- _Exercise input_
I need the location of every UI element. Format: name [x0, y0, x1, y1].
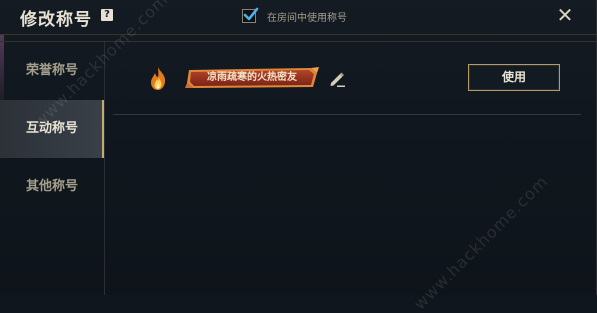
- dialog-title: 修改称号: [20, 10, 92, 30]
- use-in-room-toggle[interactable]: 在房间中使用称号: [242, 7, 347, 25]
- checkmark-icon: [243, 7, 259, 21]
- watermark-text: www.hackhome.com: [410, 171, 552, 313]
- content-divider: [104, 41, 597, 42]
- help-icon[interactable]: ?: [101, 9, 113, 21]
- use-in-room-checkbox[interactable]: [242, 7, 259, 23]
- close-icon[interactable]: ✕: [556, 5, 574, 25]
- flame-icon: [151, 67, 166, 90]
- title-settings-dialog: 修改称号 ? 在房间中使用称号 ✕ 荣誉称号 互动称号 其他称号 凉雨疏寒的火热…: [0, 0, 597, 313]
- row-divider: [113, 114, 581, 115]
- sidebar-divider: [104, 41, 105, 295]
- pencil-icon[interactable]: [328, 70, 346, 88]
- use-button[interactable]: 使用: [468, 64, 560, 91]
- sidebar-item-other[interactable]: 其他称号: [0, 158, 104, 216]
- use-in-room-label: 在房间中使用称号: [267, 12, 347, 24]
- dialog-header: 修改称号 ? 在房间中使用称号 ✕: [0, 0, 597, 35]
- title-badge-text: 凉雨疏寒的火热密友: [207, 72, 297, 83]
- title-badge-label-wrap: 凉雨疏寒的火热密友: [185, 66, 319, 90]
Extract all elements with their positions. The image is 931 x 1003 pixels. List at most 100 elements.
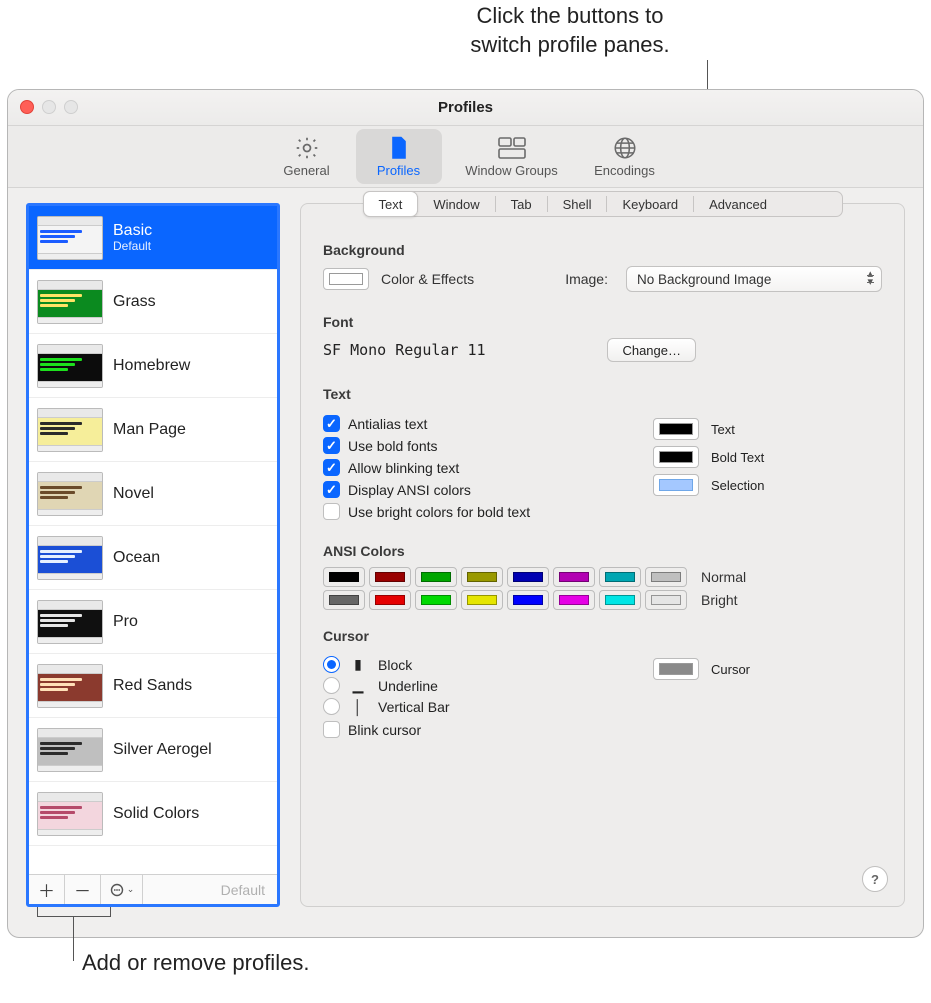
profile-name: Solid Colors: [113, 805, 199, 823]
window-title: Profiles: [438, 99, 493, 116]
section-ansi: ANSI Colors: [323, 543, 882, 559]
ansi-color-well[interactable]: [323, 590, 365, 610]
font-change-button[interactable]: Change…: [607, 338, 696, 362]
callout-bottom: Add or remove profiles.: [82, 950, 309, 976]
ansi-color-well[interactable]: [507, 590, 549, 610]
profile-item-solid-colors[interactable]: Solid Colors: [29, 782, 277, 846]
selection-color-well[interactable]: [653, 474, 699, 496]
radio-cursor-block[interactable]: ▮Block: [323, 656, 613, 673]
toolbar-encodings[interactable]: Encodings: [582, 129, 668, 184]
gear-icon: [266, 133, 348, 163]
profile-item-man-page[interactable]: Man Page: [29, 398, 277, 462]
toolbar-window-groups-label: Window Groups: [450, 163, 574, 178]
profile-name: Man Page: [113, 421, 186, 439]
profile-item-basic[interactable]: BasicDefault: [29, 206, 277, 270]
ansi-color-well[interactable]: [323, 567, 365, 587]
toolbar-profiles-label: Profiles: [358, 163, 440, 178]
ansi-color-well[interactable]: [369, 567, 411, 587]
minimize-icon[interactable]: [42, 100, 56, 114]
profile-detail-panel: TextWindowTabShellKeyboardAdvanced Backg…: [300, 203, 905, 907]
chk-blink-cursor[interactable]: Blink cursor: [323, 721, 613, 738]
remove-profile-button[interactable]: －: [65, 875, 101, 904]
profile-thumbnail: [37, 600, 103, 644]
tab-text[interactable]: Text: [363, 191, 419, 217]
bold-text-color-label: Bold Text: [711, 450, 764, 465]
chk-blink-cursor-label: Blink cursor: [348, 722, 421, 738]
chk-bright-bold[interactable]: Use bright colors for bold text: [323, 503, 613, 520]
profile-item-grass[interactable]: Grass: [29, 270, 277, 334]
chk-antialias[interactable]: Antialias text: [323, 415, 613, 432]
background-image-popup[interactable]: No Background Image ▴▾: [626, 266, 882, 292]
globe-icon: [584, 133, 666, 163]
background-image-value: No Background Image: [637, 272, 771, 287]
ansi-color-well[interactable]: [415, 590, 457, 610]
callout-leader-bottom-bar: [37, 907, 111, 917]
add-profile-button[interactable]: ＋: [29, 875, 65, 904]
close-icon[interactable]: [20, 100, 34, 114]
background-color-well[interactable]: [323, 268, 369, 290]
cursor-color-well[interactable]: [653, 658, 699, 680]
ansi-color-well[interactable]: [599, 567, 641, 587]
profile-subtitle: Default: [113, 240, 152, 253]
profile-item-silver-aerogel[interactable]: Silver Aerogel: [29, 718, 277, 782]
profile-item-red-sands[interactable]: Red Sands: [29, 654, 277, 718]
profiles-list[interactable]: BasicDefault GrassHomebrew Man Page Novel Oc…: [29, 206, 277, 874]
chk-bold-fonts[interactable]: Use bold fonts: [323, 437, 613, 454]
ansi-row-label: Bright: [701, 592, 738, 608]
profile-thumbnail: [37, 664, 103, 708]
set-default-button[interactable]: Default: [209, 875, 277, 904]
ansi-color-well[interactable]: [645, 590, 687, 610]
tab-window[interactable]: Window: [418, 192, 494, 216]
bold-text-color-well[interactable]: [653, 446, 699, 468]
ansi-color-well[interactable]: [415, 567, 457, 587]
ansi-color-well[interactable]: [599, 590, 641, 610]
help-button[interactable]: ?: [862, 866, 888, 892]
profile-item-pro[interactable]: Pro: [29, 590, 277, 654]
chk-blinking[interactable]: Allow blinking text: [323, 459, 613, 476]
ansi-color-well[interactable]: [461, 567, 503, 587]
callout-leader-bottom-v: [73, 917, 74, 961]
ansi-color-well[interactable]: [507, 567, 549, 587]
toolbar: General Profiles Window Groups Encodings: [8, 126, 923, 188]
text-color-well[interactable]: [653, 418, 699, 440]
profile-name: Pro: [113, 613, 138, 631]
profile-name: BasicDefault: [113, 222, 152, 253]
zoom-icon[interactable]: [64, 100, 78, 114]
toolbar-window-groups[interactable]: Window Groups: [448, 129, 576, 184]
background-color-label: Color & Effects: [381, 271, 474, 287]
profile-name: Red Sands: [113, 677, 192, 695]
toolbar-general-label: General: [266, 163, 348, 178]
chk-bold-fonts-label: Use bold fonts: [348, 438, 438, 454]
profile-name: Ocean: [113, 549, 160, 567]
profile-item-homebrew[interactable]: Homebrew: [29, 334, 277, 398]
profile-name: Silver Aerogel: [113, 741, 212, 759]
tab-tab[interactable]: Tab: [496, 192, 547, 216]
tab-advanced[interactable]: Advanced: [694, 192, 782, 216]
chk-ansi-colors[interactable]: Display ANSI colors: [323, 481, 613, 498]
ansi-normal-row: Normal: [323, 567, 882, 587]
background-image-label: Image:: [565, 271, 608, 287]
radio-cursor-underline[interactable]: ▁Underline: [323, 677, 613, 694]
profile-item-ocean[interactable]: Ocean: [29, 526, 277, 590]
tab-shell[interactable]: Shell: [548, 192, 607, 216]
cursor-color-label: Cursor: [711, 662, 750, 677]
section-font: Font: [323, 314, 882, 330]
ansi-color-well[interactable]: [553, 590, 595, 610]
profiles-footer: ＋ － ⌄ Default: [29, 874, 277, 904]
titlebar: Profiles: [8, 90, 923, 126]
selection-color-label: Selection: [711, 478, 764, 493]
ansi-color-well[interactable]: [553, 567, 595, 587]
radio-cursor-vertical[interactable]: │Vertical Bar: [323, 698, 613, 715]
toolbar-general[interactable]: General: [264, 129, 350, 184]
profile-name: Novel: [113, 485, 154, 503]
ansi-color-well[interactable]: [461, 590, 503, 610]
profile-actions-menu[interactable]: ⌄: [101, 875, 143, 904]
ansi-color-well[interactable]: [645, 567, 687, 587]
tab-keyboard[interactable]: Keyboard: [607, 192, 693, 216]
text-color-label: Text: [711, 422, 735, 437]
ansi-color-well[interactable]: [369, 590, 411, 610]
toolbar-profiles[interactable]: Profiles: [356, 129, 442, 184]
profile-thumbnail: [37, 344, 103, 388]
profile-item-novel[interactable]: Novel: [29, 462, 277, 526]
window-groups-icon: [450, 133, 574, 163]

- _What to work on_
Rewrite the lines of the records starting at the line that contains "- dialog-title: 修改称号: [20, 10, 92, 30]" and ending at the line that contains "- help-icon[interactable]: ?: [101, 9, 113, 21]", substituting "watermark-label" for "watermark-text" and leaving everything else unchanged.

- _Solution_
- dialog-title: 修改称号: [20, 10, 92, 30]
- use-in-room-toggle[interactable]: 在房间中使用称号: [242, 7, 347, 25]
- checkmark-icon: [243, 7, 259, 21]
- watermark-label: www.hackhome.com: [410, 171, 552, 313]
- content-divider: [104, 41, 597, 42]
- help-icon[interactable]: ?: [101, 9, 113, 21]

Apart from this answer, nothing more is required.